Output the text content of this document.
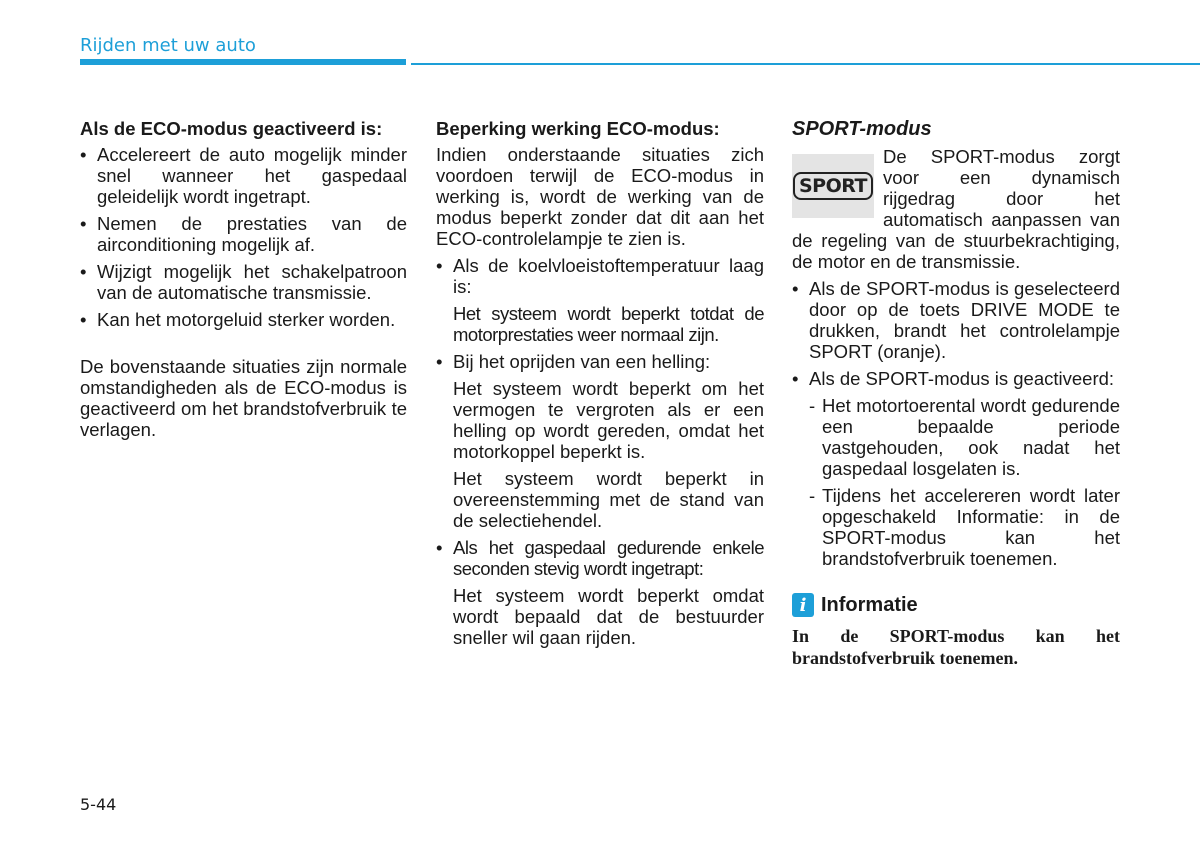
Rijden met uw auto
Als de ECO-modus geactiveerd is:
• Accelereert de auto mogelijk minder snel wanneer het gaspedaal geleidelijk wordt ingetrapt.
• Nemen de prestaties van de airconditioning mogelijk af.
• Wijzigt mogelijk het schakelpatroon van de automatische transmissie.
• Kan het motorgeluid sterker worden.

De bovenstaande situaties zijn normale omstandigheden als de ECO-modus is geactiveerd om het brandstofverbruik te verlagen.

Beperking werking ECO-modus:

Indien onderstaande situaties zich voordoen terwijl de ECO-modus in werking is, wordt de werking van de modus beperkt zonder dat dit aan het ECO-controlelampje te zien is.

• Als de koelvloeistoftemperatuur laag is:

Het systeem wordt beperkt totdat de motorprestaties weer normaal zijn.

• Bij het oprijden van een helling:

Het systeem wordt beperkt om het vermogen te vergroten als er een helling op wordt gereden, omdat het motorkoppel beperkt is.

Het systeem wordt beperkt in overeenstemming met de stand van de selectiehendel.

• Als het gaspedaal gedurende enkele seconden stevig wordt ingetrapt:

Het systeem wordt beperkt omdat wordt bepaald dat de bestuurder sneller wil gaan rijden.

SPORT-modus
SPORT

De SPORT-modus zorgt voor een dynamisch rijgedrag door het automatisch aanpassen van de regeling van de stuurbekrachtiging, de motor en de transmissie.

• Als de SPORT-modus is geselecteerd door op de toets DRIVE MODE te drukken, brandt het controlelampje SPORT (oranje).
• Als de SPORT-modus is geactiveerd:
- Het motortoerental wordt gedurende een bepaalde periode vastgehouden, ook nadat het gaspedaal losgelaten is.
- Tijdens het accelereren wordt later opgeschakeld Informatie: in de SPORT-modus kan het brandstofverbruik toenemen.
i Informatie

In de SPORT-modus kan het brandstofverbruik toenemen.

5-44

____________________

▶ [What you should do]: Repeat the records above verbatim, with no pictures in the result.

▶ [Response below]:
Output the text content of this document.
Rijden met uw auto
Als de ECO-modus geactiveerd is:
• Accelereert de auto mogelijk minder snel wanneer het gaspedaal geleidelijk wordt ingetrapt.
• Nemen de prestaties van de airconditioning mogelijk af.
• Wijzigt mogelijk het schakelpatroon van de automatische transmissie.
• Kan het motorgeluid sterker worden.

De bovenstaande situaties zijn normale omstandigheden als de ECO-modus is geactiveerd om het brandstofverbruik te verlagen.

Beperking werking ECO-modus:

Indien onderstaande situaties zich voordoen terwijl de ECO-modus in werking is, wordt de werking van de modus beperkt zonder dat dit aan het ECO-controlelampje te zien is.

• Als de koelvloeistoftemperatuur laag is:

Het systeem wordt beperkt totdat de motorprestaties weer normaal zijn.

• Bij het oprijden van een helling:

Het systeem wordt beperkt om het vermogen te vergroten als er een helling op wordt gereden, omdat het motorkoppel beperkt is.

Het systeem wordt beperkt in overeenstemming met de stand van de selectiehendel.

• Als het gaspedaal gedurende enkele seconden stevig wordt ingetrapt:

Het systeem wordt beperkt omdat wordt bepaald dat de bestuurder sneller wil gaan rijden.

SPORT-modus
SPORT

De SPORT-modus zorgt voor een dynamisch rijgedrag door het automatisch aanpassen van de regeling van de stuurbekrachtiging, de motor en de transmissie.

• Als de SPORT-modus is geselecteerd door op de toets DRIVE MODE te drukken, brandt het controlelampje SPORT (oranje).
• Als de SPORT-modus is geactiveerd:
- Het motortoerental wordt gedurende een bepaalde periode vastgehouden, ook nadat het gaspedaal losgelaten is.
- Tijdens het accelereren wordt later opgeschakeld Informatie: in de SPORT-modus kan het brandstofverbruik toenemen.
i Informatie

In de SPORT-modus kan het brandstofverbruik toenemen.

5-44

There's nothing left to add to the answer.